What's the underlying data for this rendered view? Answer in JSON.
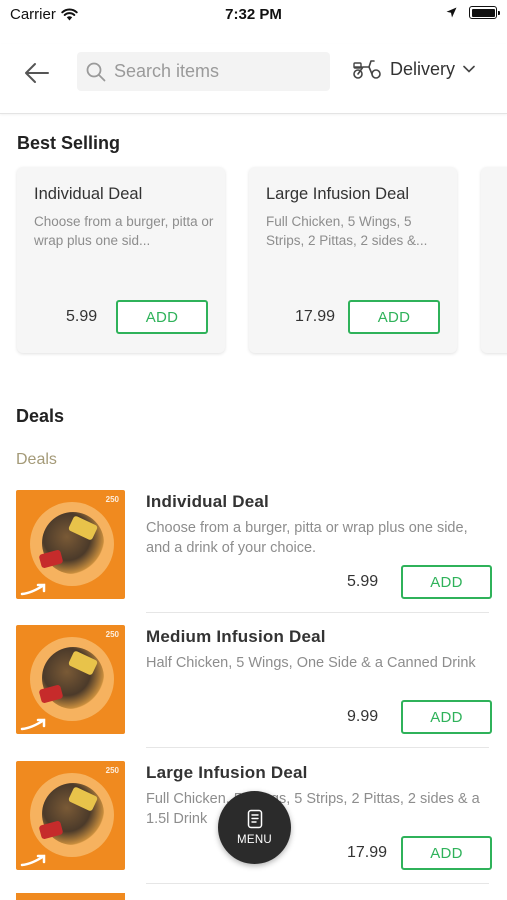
{
  "status_bar": {
    "carrier": "Carrier",
    "time": "7:32 PM"
  },
  "header": {
    "search_placeholder": "Search items",
    "delivery_label": "Delivery"
  },
  "best_selling": {
    "title": "Best Selling",
    "cards": [
      {
        "name": "Individual Deal",
        "description": "Choose from a burger, pitta or wrap plus one sid...",
        "price": "5.99",
        "add_label": "ADD"
      },
      {
        "name": "Large Infusion Deal",
        "description": "Full Chicken, 5 Wings, 5 Strips, 2 Pittas, 2 sides &...",
        "price": "17.99",
        "add_label": "ADD"
      }
    ]
  },
  "deals": {
    "title": "Deals",
    "subcategory": "Deals",
    "items": [
      {
        "name": "Individual Deal",
        "description": "Choose from a burger, pitta or wrap plus one side, and a drink of your choice.",
        "price": "5.99",
        "add_label": "ADD",
        "badge": "250"
      },
      {
        "name": "Medium Infusion Deal",
        "description": "Half Chicken, 5 Wings, One Side & a Canned Drink",
        "price": "9.99",
        "add_label": "ADD",
        "badge": "250"
      },
      {
        "name": "Large Infusion Deal",
        "description": "Full Chicken, 5 Wings, 5 Strips, 2 Pittas, 2 sides & a 1.5l Drink",
        "price": "17.99",
        "add_label": "ADD",
        "badge": "250"
      }
    ]
  },
  "menu_button": {
    "label": "MENU"
  },
  "colors": {
    "accent_green": "#2fb25a",
    "thumbnail_orange": "#f08a1f",
    "subcategory_tan": "#a49a78",
    "fab_dark": "#2b2b2b"
  },
  "icons": {
    "back": "arrow-left-icon",
    "search": "search-icon",
    "delivery": "scooter-icon",
    "dropdown": "chevron-down-icon",
    "menu": "menu-card-icon"
  }
}
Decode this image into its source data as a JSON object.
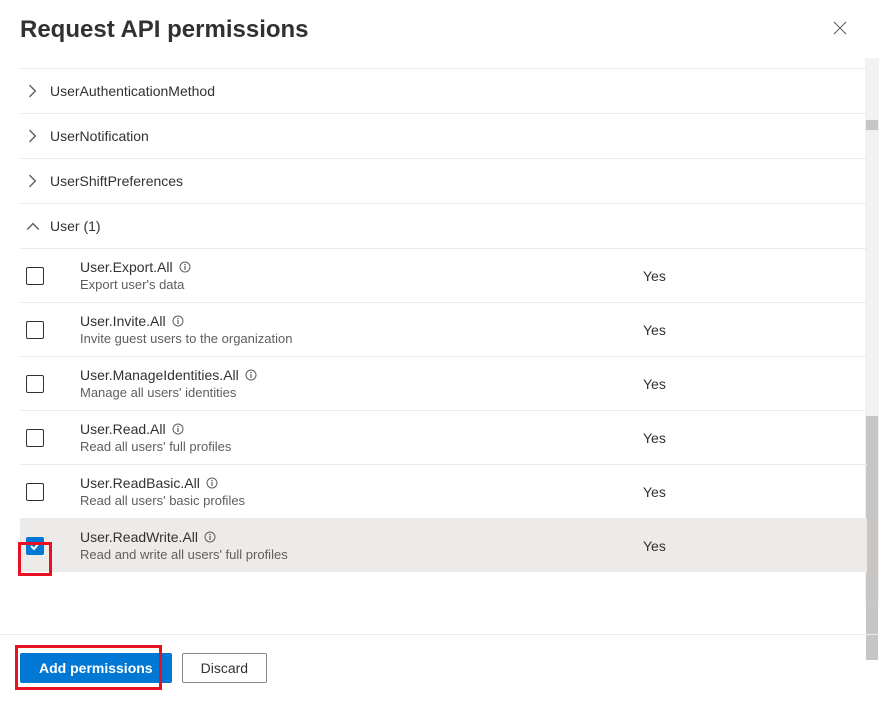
{
  "header": {
    "title": "Request API permissions"
  },
  "sections": {
    "userAuthMethod": "UserAuthenticationMethod",
    "userNotification": "UserNotification",
    "userShiftPref": "UserShiftPreferences",
    "user": "User (1)"
  },
  "permissions": [
    {
      "name": "User.Export.All",
      "desc": "Export user's data",
      "admin": "Yes",
      "checked": false
    },
    {
      "name": "User.Invite.All",
      "desc": "Invite guest users to the organization",
      "admin": "Yes",
      "checked": false
    },
    {
      "name": "User.ManageIdentities.All",
      "desc": "Manage all users' identities",
      "admin": "Yes",
      "checked": false
    },
    {
      "name": "User.Read.All",
      "desc": "Read all users' full profiles",
      "admin": "Yes",
      "checked": false
    },
    {
      "name": "User.ReadBasic.All",
      "desc": "Read all users' basic profiles",
      "admin": "Yes",
      "checked": false
    },
    {
      "name": "User.ReadWrite.All",
      "desc": "Read and write all users' full profiles",
      "admin": "Yes",
      "checked": true
    }
  ],
  "footer": {
    "add": "Add permissions",
    "discard": "Discard"
  }
}
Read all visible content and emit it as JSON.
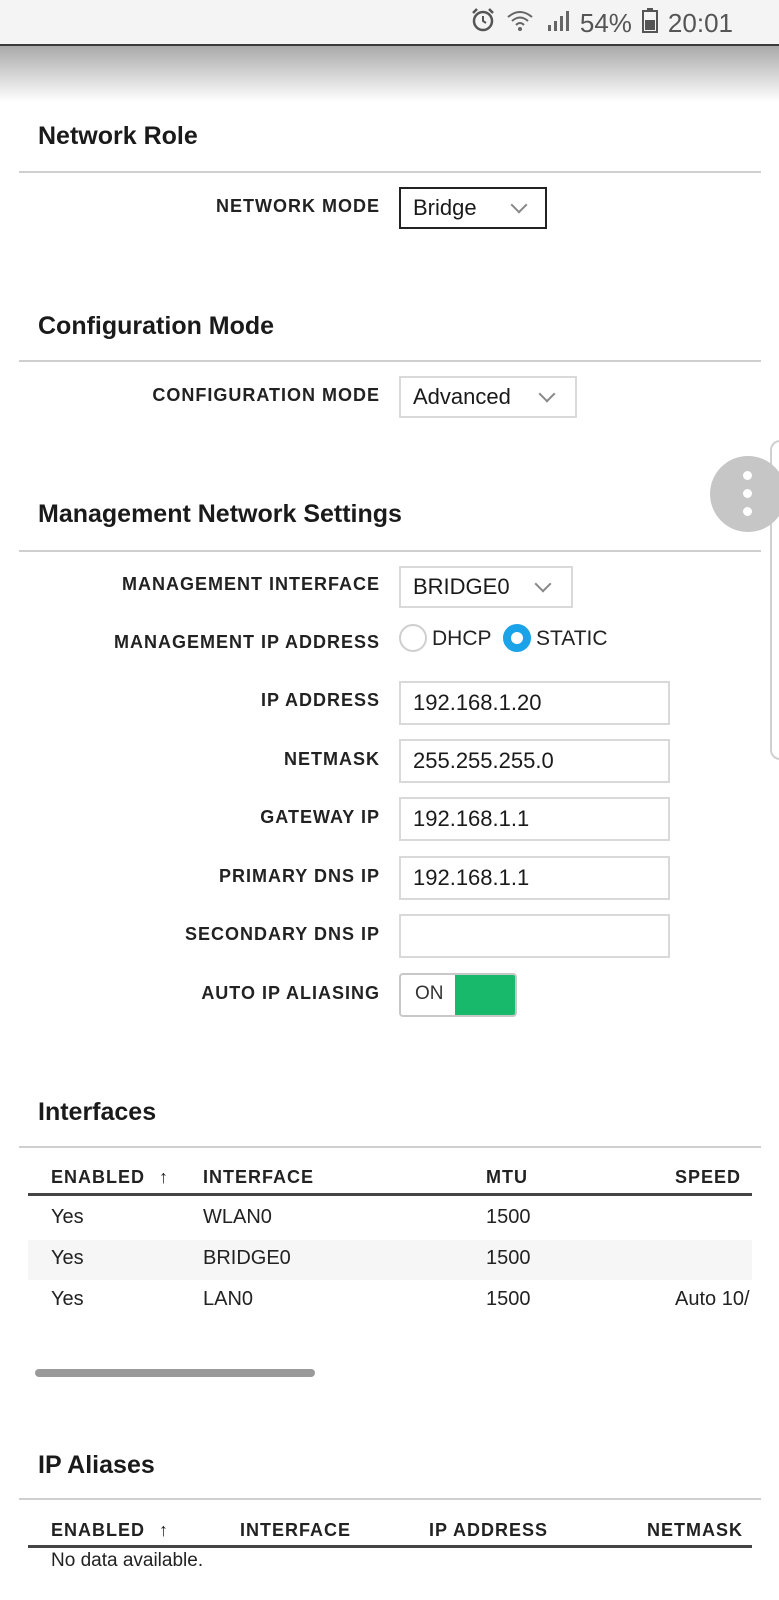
{
  "status_bar": {
    "icons": [
      "alarm-icon",
      "wifi-icon",
      "signal-icon"
    ],
    "battery": "54%",
    "time": "20:01"
  },
  "network_role": {
    "title": "Network Role",
    "network_mode_label": "NETWORK MODE",
    "network_mode_value": "Bridge"
  },
  "configuration_mode": {
    "title": "Configuration Mode",
    "label": "CONFIGURATION MODE",
    "value": "Advanced"
  },
  "management": {
    "title": "Management Network Settings",
    "interface_label": "MANAGEMENT INTERFACE",
    "interface_value": "BRIDGE0",
    "ip_mode_label": "MANAGEMENT IP ADDRESS",
    "dhcp_label": "DHCP",
    "static_label": "STATIC",
    "selected_ip_mode": "STATIC",
    "ip_address_label": "IP ADDRESS",
    "ip_address_value": "192.168.1.20",
    "netmask_label": "NETMASK",
    "netmask_value": "255.255.255.0",
    "gateway_label": "GATEWAY IP",
    "gateway_value": "192.168.1.1",
    "primary_dns_label": "PRIMARY DNS IP",
    "primary_dns_value": "192.168.1.1",
    "secondary_dns_label": "SECONDARY DNS IP",
    "secondary_dns_value": "",
    "auto_ip_label": "AUTO IP ALIASING",
    "auto_ip_value": "ON"
  },
  "interfaces": {
    "title": "Interfaces",
    "columns": [
      "ENABLED",
      "INTERFACE",
      "MTU",
      "SPEED"
    ],
    "sort_indicator": "↑",
    "rows": [
      [
        "Yes",
        "WLAN0",
        "1500",
        ""
      ],
      [
        "Yes",
        "BRIDGE0",
        "1500",
        ""
      ],
      [
        "Yes",
        "LAN0",
        "1500",
        "Auto 10/"
      ]
    ]
  },
  "ip_aliases": {
    "title": "IP Aliases",
    "columns": [
      "ENABLED",
      "INTERFACE",
      "IP ADDRESS",
      "NETMASK"
    ],
    "sort_indicator": "↑",
    "empty_text": "No data available."
  },
  "colors": {
    "accent_radio": "#1aa3e8",
    "toggle_on": "#18b96a"
  }
}
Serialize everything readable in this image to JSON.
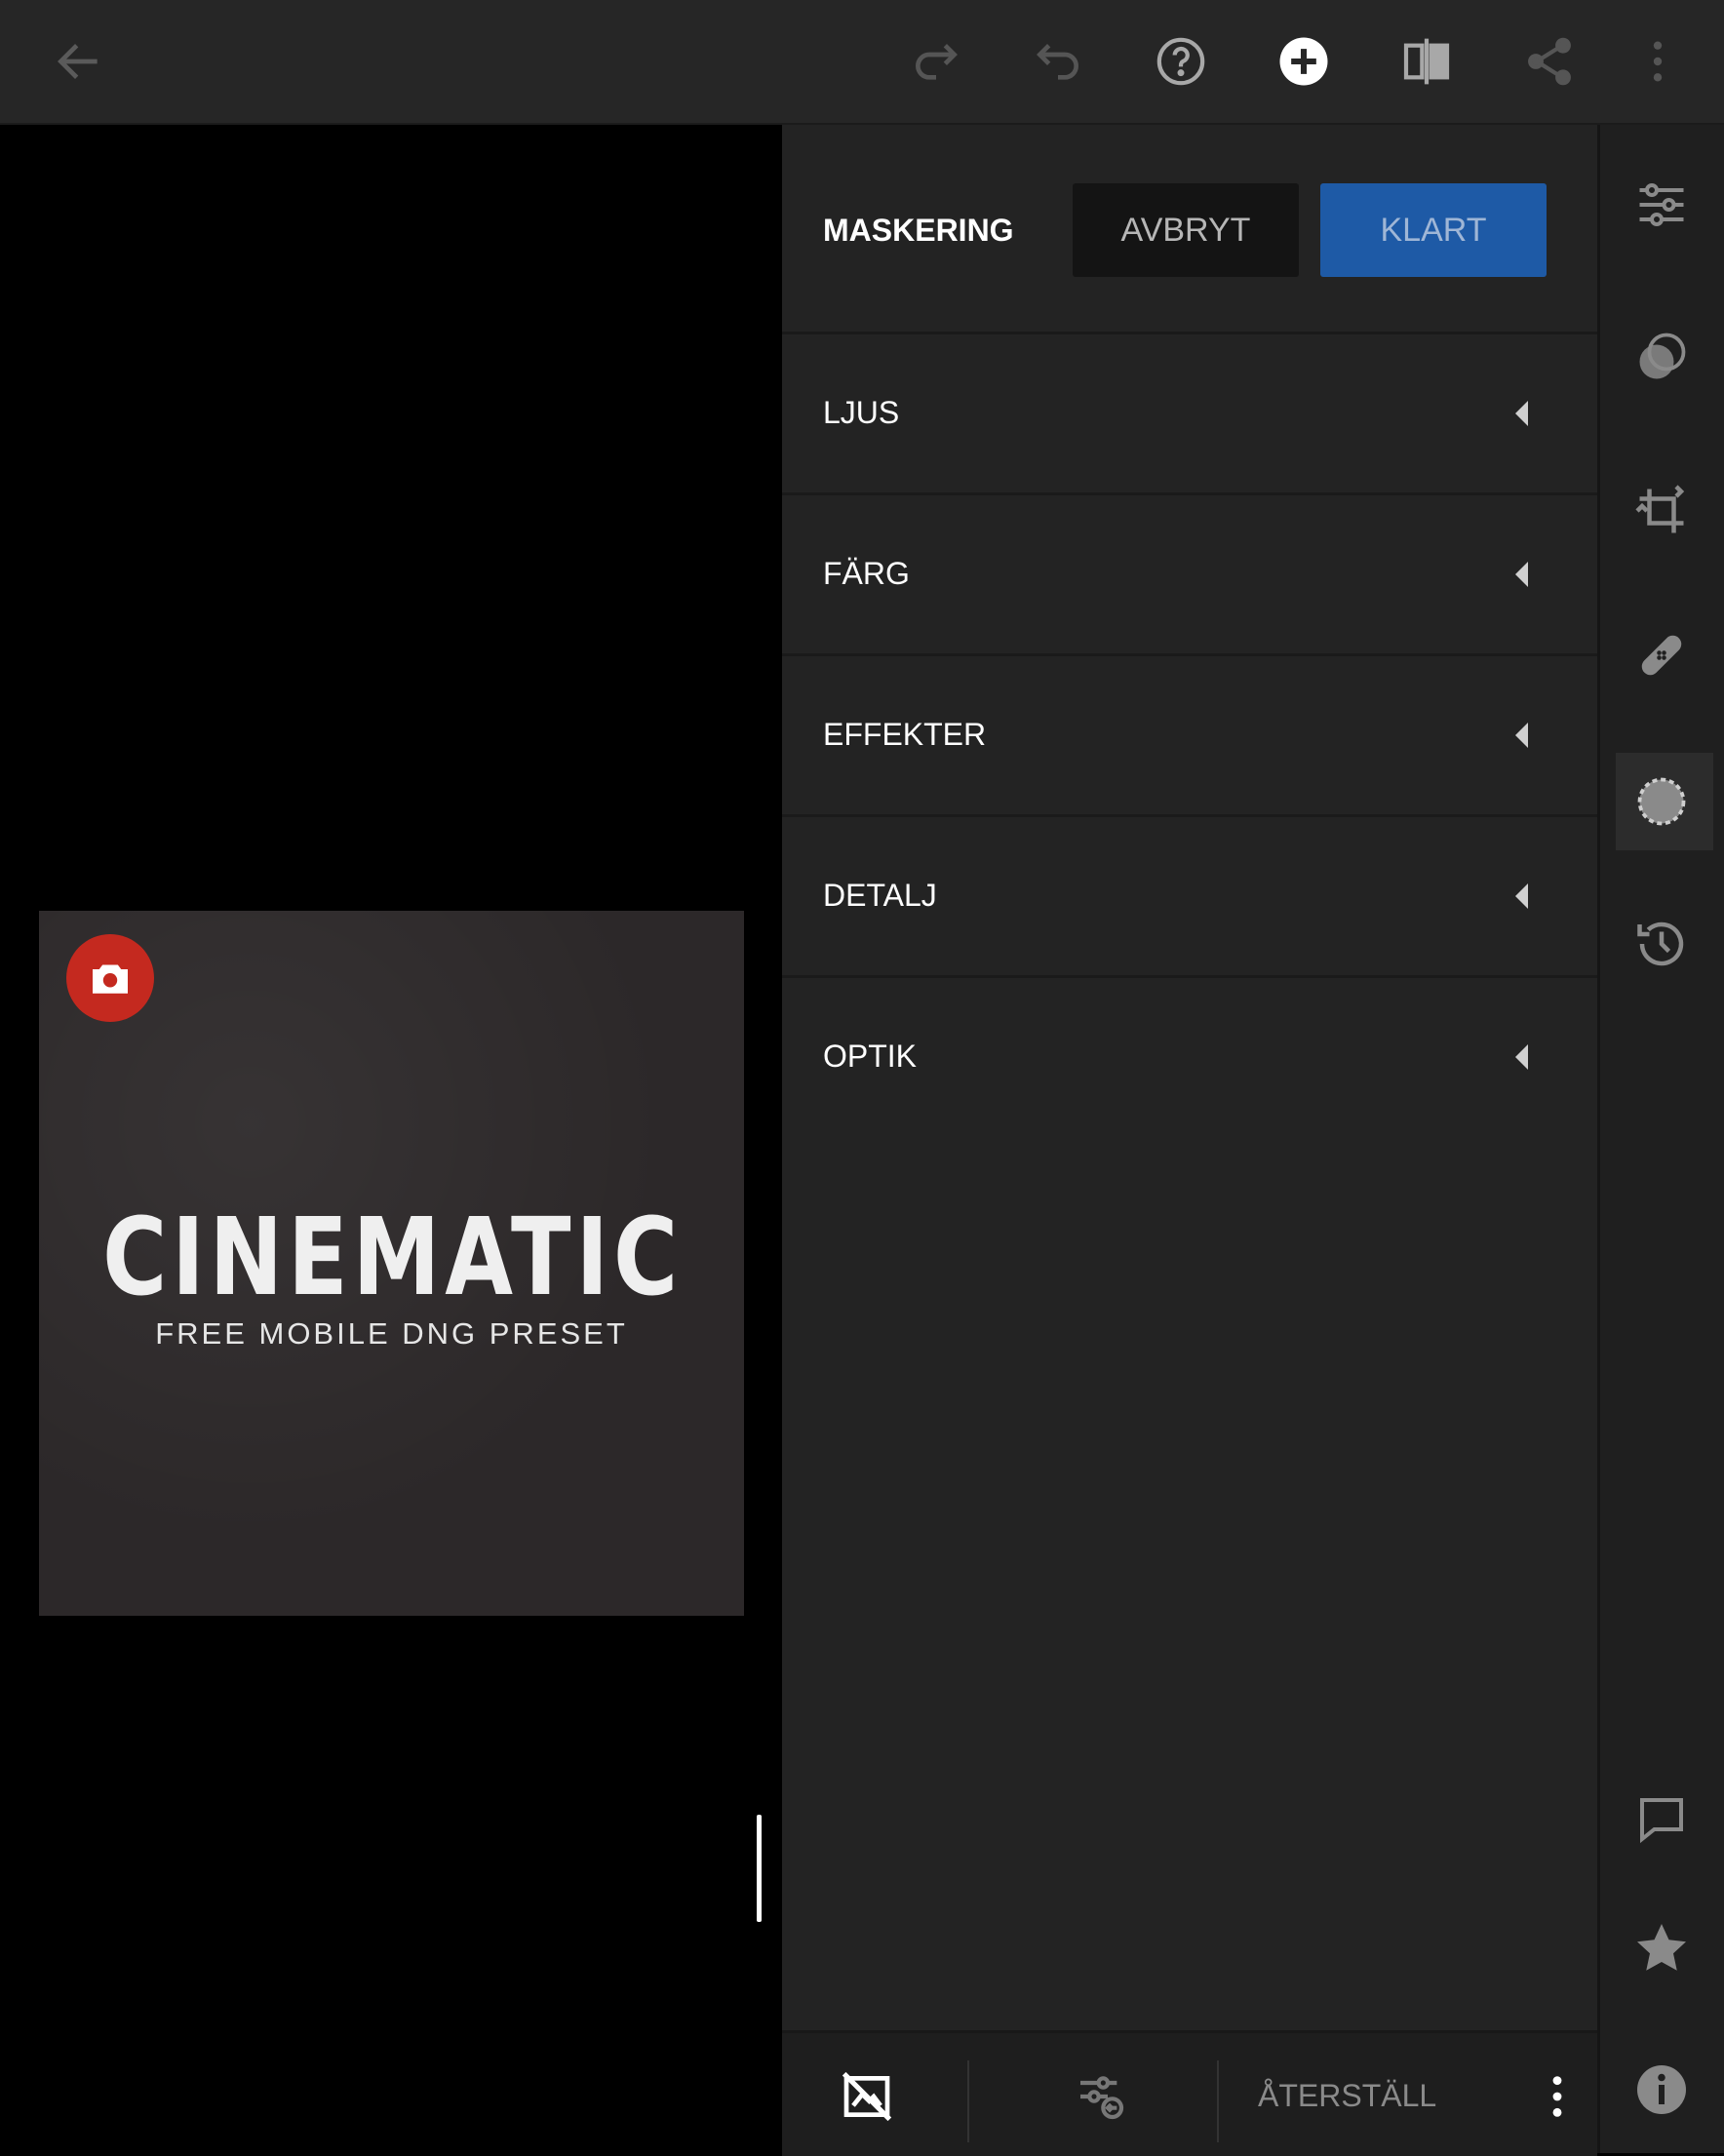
{
  "masking": {
    "title": "MASKERING",
    "cancel_label": "AVBRYT",
    "done_label": "KLART"
  },
  "sections": [
    {
      "label": "LJUS"
    },
    {
      "label": "FÄRG"
    },
    {
      "label": "EFFEKTER"
    },
    {
      "label": "DETALJ"
    },
    {
      "label": "OPTIK"
    }
  ],
  "bottombar": {
    "reset_label": "ÅTERSTÄLL"
  },
  "photo": {
    "title": "CINEMATIC",
    "subtitle": "FREE MOBILE DNG PRESET"
  },
  "icons": {
    "topbar": [
      "back-arrow-icon",
      "redo-icon",
      "undo-icon",
      "help-icon",
      "add-icon",
      "compare-icon",
      "share-icon",
      "more-vertical-icon"
    ],
    "rail": [
      "edit-sliders-icon",
      "presets-icon",
      "crop-icon",
      "healing-icon",
      "masking-icon",
      "history-icon",
      "comment-icon",
      "star-icon",
      "info-icon"
    ]
  },
  "colors": {
    "accent": "#1e5aa6",
    "badge": "#c4291f",
    "panel_bg": "#232323"
  }
}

## CHALLENGE
List every line above that contains the word "Wings".

## FINISHED ANSWER
        "description": "Full Chicken, 5 Wings, 5 Strips, 2 Pittas, 2 sides &...",
        "description": "Half Chicken, 5 Wings, One Side & a Canned Drink",
        "description": "Full Chicken, 5 Wings, 5 Strips, 2 Pittas, 2 sides & a 1.5l Drink",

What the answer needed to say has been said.